(Data records)

--- BEGIN ---

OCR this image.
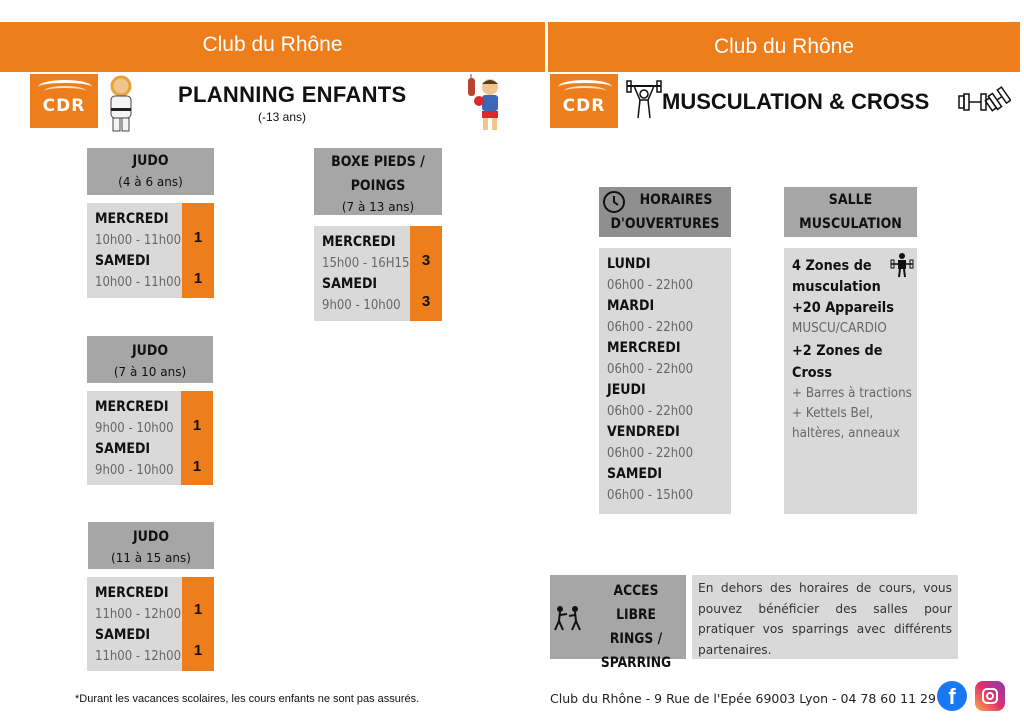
Club du Rhône
CDR	PLANNING ENFANTS
(-13 ans)
JUDO
(4 à 6 ans)
MERCREDI
10h00 - 11h00
SAMEDI
10h00 - 11h00
1
1
BOXE PIEDS /
POINGS
(7 à 13 ans)
MERCREDI
15h00 - 16H15
SAMEDI
9h00 - 10h00
3
3
JUDO
(7 à 10 ans)
MERCREDI
9h00 - 10h00
SAMEDI
9h00 - 10h00
1
1
JUDO
(11 à 15 ans)
MERCREDI
11h00 - 12h00
SAMEDI
11h00 - 12h00
1
1
*Durant les vacances scolaires, les cours enfants ne sont pas assurés.
Club du Rhône
CDR	MUSCULATION & CROSS
HORAIRES
D'OUVERTURES
LUNDI
06h00 - 22h00
MARDI
06h00 - 22h00
MERCREDI
06h00 - 22h00
JEUDI
06h00 - 22h00
VENDREDI
06h00 - 22h00
SAMEDI
06h00 - 15h00
SALLE
MUSCULATION
4 Zones de
musculation
+20 Appareils
MUSCU/CARDIO
+2 Zones de
Cross
+ Barres à tractions
+ Kettels Bel,
haltères, anneaux
ACCES LIBRE
RINGS /
SPARRING
En dehors des horaires de cours, vous pouvez bénéficier des salles pour pratiquer vos sparrings avec différents partenaires.
Club du Rhône - 9 Rue de l'Epée 69003 Lyon - 04 78 60 11 29 f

--- END ---

TASK DETAILS: Can the entries above be repeated exactly, without their pictures?

COMPLETED TASK:
OCR this image.
Club du Rhône
CDR	PLANNING ENFANTS
(-13 ans)
JUDO
(4 à 6 ans)
MERCREDI
10h00 - 11h00
SAMEDI
10h00 - 11h00
1
1
BOXE PIEDS /
POINGS
(7 à 13 ans)
MERCREDI
15h00 - 16H15
SAMEDI
9h00 - 10h00
3
3
JUDO
(7 à 10 ans)
MERCREDI
9h00 - 10h00
SAMEDI
9h00 - 10h00
1
1
JUDO
(11 à 15 ans)
MERCREDI
11h00 - 12h00
SAMEDI
11h00 - 12h00
1
1
*Durant les vacances scolaires, les cours enfants ne sont pas assurés.
Club du Rhône
CDR	MUSCULATION & CROSS
HORAIRES
D'OUVERTURES
LUNDI
06h00 - 22h00
MARDI
06h00 - 22h00
MERCREDI
06h00 - 22h00
JEUDI
06h00 - 22h00
VENDREDI
06h00 - 22h00
SAMEDI
06h00 - 15h00
SALLE
MUSCULATION
4 Zones de
musculation
+20 Appareils
MUSCU/CARDIO
+2 Zones de
Cross
+ Barres à tractions
+ Kettels Bel,
haltères, anneaux
ACCES LIBRE
RINGS /
SPARRING
En dehors des horaires de cours, vous pouvez bénéficier des salles pour pratiquer vos sparrings avec différents partenaires.
Club du Rhône - 9 Rue de l'Epée 69003 Lyon - 04 78 60 11 29 f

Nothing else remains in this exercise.